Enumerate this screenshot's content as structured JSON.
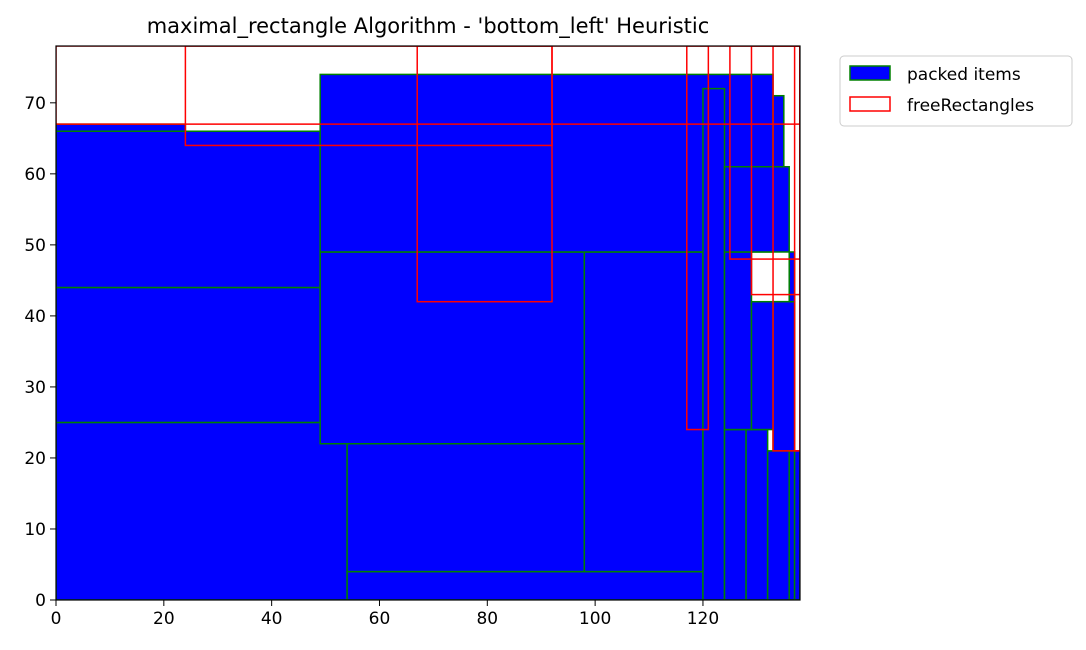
{
  "chart_data": {
    "type": "rectangles",
    "title": "maximal_rectangle Algorithm - 'bottom_left' Heuristic",
    "xlabel": "",
    "ylabel": "",
    "xlim": [
      0,
      138
    ],
    "ylim": [
      0,
      78
    ],
    "xticks": [
      "0",
      "20",
      "40",
      "60",
      "80",
      "100",
      "120"
    ],
    "yticks": [
      "0",
      "10",
      "20",
      "30",
      "40",
      "50",
      "60",
      "70"
    ],
    "grid": false,
    "legend_position": "outside-top-right",
    "series": [
      {
        "name": "packed items",
        "fill": "#0000ff",
        "stroke": "#008000",
        "rects": [
          {
            "x": 0,
            "y": 0,
            "w": 54,
            "h": 25
          },
          {
            "x": 0,
            "y": 25,
            "w": 49,
            "h": 19
          },
          {
            "x": 0,
            "y": 44,
            "w": 49,
            "h": 22
          },
          {
            "x": 0,
            "y": 66,
            "w": 24,
            "h": 1
          },
          {
            "x": 54,
            "y": 0,
            "w": 66,
            "h": 4
          },
          {
            "x": 54,
            "y": 4,
            "w": 44,
            "h": 18
          },
          {
            "x": 49,
            "y": 22,
            "w": 49,
            "h": 27
          },
          {
            "x": 98,
            "y": 4,
            "w": 22,
            "h": 45
          },
          {
            "x": 49,
            "y": 49,
            "w": 84,
            "h": 25
          },
          {
            "x": 120,
            "y": 0,
            "w": 4,
            "h": 72
          },
          {
            "x": 124,
            "y": 0,
            "w": 4,
            "h": 24
          },
          {
            "x": 128,
            "y": 0,
            "w": 4,
            "h": 24
          },
          {
            "x": 124,
            "y": 24,
            "w": 5,
            "h": 25
          },
          {
            "x": 132,
            "y": 0,
            "w": 4,
            "h": 21
          },
          {
            "x": 129,
            "y": 24,
            "w": 8,
            "h": 18
          },
          {
            "x": 136,
            "y": 0,
            "w": 1,
            "h": 21
          },
          {
            "x": 137,
            "y": 0,
            "w": 1,
            "h": 21
          },
          {
            "x": 133,
            "y": 21,
            "w": 4,
            "h": 21
          },
          {
            "x": 124,
            "y": 49,
            "w": 12,
            "h": 12
          },
          {
            "x": 133,
            "y": 61,
            "w": 2,
            "h": 10
          },
          {
            "x": 136,
            "y": 42,
            "w": 1,
            "h": 7
          }
        ]
      },
      {
        "name": "freeRectangles",
        "fill": "none",
        "stroke": "#ff0000",
        "rects": [
          {
            "x": 24,
            "y": 64,
            "w": 68,
            "h": 14
          },
          {
            "x": 67,
            "y": 42,
            "w": 25,
            "h": 36
          },
          {
            "x": 0,
            "y": 67,
            "w": 138,
            "h": 11
          },
          {
            "x": 117,
            "y": 24,
            "w": 4,
            "h": 54
          },
          {
            "x": 125,
            "y": 48,
            "w": 13,
            "h": 30
          },
          {
            "x": 129,
            "y": 43,
            "w": 9,
            "h": 35
          },
          {
            "x": 133,
            "y": 21,
            "w": 5,
            "h": 57
          },
          {
            "x": 137,
            "y": 21,
            "w": 1,
            "h": 57
          }
        ]
      }
    ]
  }
}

◆ ◆ ◆ ◆ ◆ ◆ ◆

Extract the full listing exactly, with the pictures left out.

[OUTPUT BELOW]
Enumerate this screenshot's content as structured JSON.
{
  "chart_data": {
    "type": "rectangles",
    "title": "maximal_rectangle Algorithm - 'bottom_left' Heuristic",
    "xlabel": "",
    "ylabel": "",
    "xlim": [
      0,
      138
    ],
    "ylim": [
      0,
      78
    ],
    "xticks": [
      "0",
      "20",
      "40",
      "60",
      "80",
      "100",
      "120"
    ],
    "yticks": [
      "0",
      "10",
      "20",
      "30",
      "40",
      "50",
      "60",
      "70"
    ],
    "grid": false,
    "legend_position": "outside-top-right",
    "series": [
      {
        "name": "packed items",
        "fill": "#0000ff",
        "stroke": "#008000",
        "rects": [
          {
            "x": 0,
            "y": 0,
            "w": 54,
            "h": 25
          },
          {
            "x": 0,
            "y": 25,
            "w": 49,
            "h": 19
          },
          {
            "x": 0,
            "y": 44,
            "w": 49,
            "h": 22
          },
          {
            "x": 0,
            "y": 66,
            "w": 24,
            "h": 1
          },
          {
            "x": 54,
            "y": 0,
            "w": 66,
            "h": 4
          },
          {
            "x": 54,
            "y": 4,
            "w": 44,
            "h": 18
          },
          {
            "x": 49,
            "y": 22,
            "w": 49,
            "h": 27
          },
          {
            "x": 98,
            "y": 4,
            "w": 22,
            "h": 45
          },
          {
            "x": 49,
            "y": 49,
            "w": 84,
            "h": 25
          },
          {
            "x": 120,
            "y": 0,
            "w": 4,
            "h": 72
          },
          {
            "x": 124,
            "y": 0,
            "w": 4,
            "h": 24
          },
          {
            "x": 128,
            "y": 0,
            "w": 4,
            "h": 24
          },
          {
            "x": 124,
            "y": 24,
            "w": 5,
            "h": 25
          },
          {
            "x": 132,
            "y": 0,
            "w": 4,
            "h": 21
          },
          {
            "x": 129,
            "y": 24,
            "w": 8,
            "h": 18
          },
          {
            "x": 136,
            "y": 0,
            "w": 1,
            "h": 21
          },
          {
            "x": 137,
            "y": 0,
            "w": 1,
            "h": 21
          },
          {
            "x": 133,
            "y": 21,
            "w": 4,
            "h": 21
          },
          {
            "x": 124,
            "y": 49,
            "w": 12,
            "h": 12
          },
          {
            "x": 133,
            "y": 61,
            "w": 2,
            "h": 10
          },
          {
            "x": 136,
            "y": 42,
            "w": 1,
            "h": 7
          }
        ]
      },
      {
        "name": "freeRectangles",
        "fill": "none",
        "stroke": "#ff0000",
        "rects": [
          {
            "x": 24,
            "y": 64,
            "w": 68,
            "h": 14
          },
          {
            "x": 67,
            "y": 42,
            "w": 25,
            "h": 36
          },
          {
            "x": 0,
            "y": 67,
            "w": 138,
            "h": 11
          },
          {
            "x": 117,
            "y": 24,
            "w": 4,
            "h": 54
          },
          {
            "x": 125,
            "y": 48,
            "w": 13,
            "h": 30
          },
          {
            "x": 129,
            "y": 43,
            "w": 9,
            "h": 35
          },
          {
            "x": 133,
            "y": 21,
            "w": 5,
            "h": 57
          },
          {
            "x": 137,
            "y": 21,
            "w": 1,
            "h": 57
          }
        ]
      }
    ]
  }
}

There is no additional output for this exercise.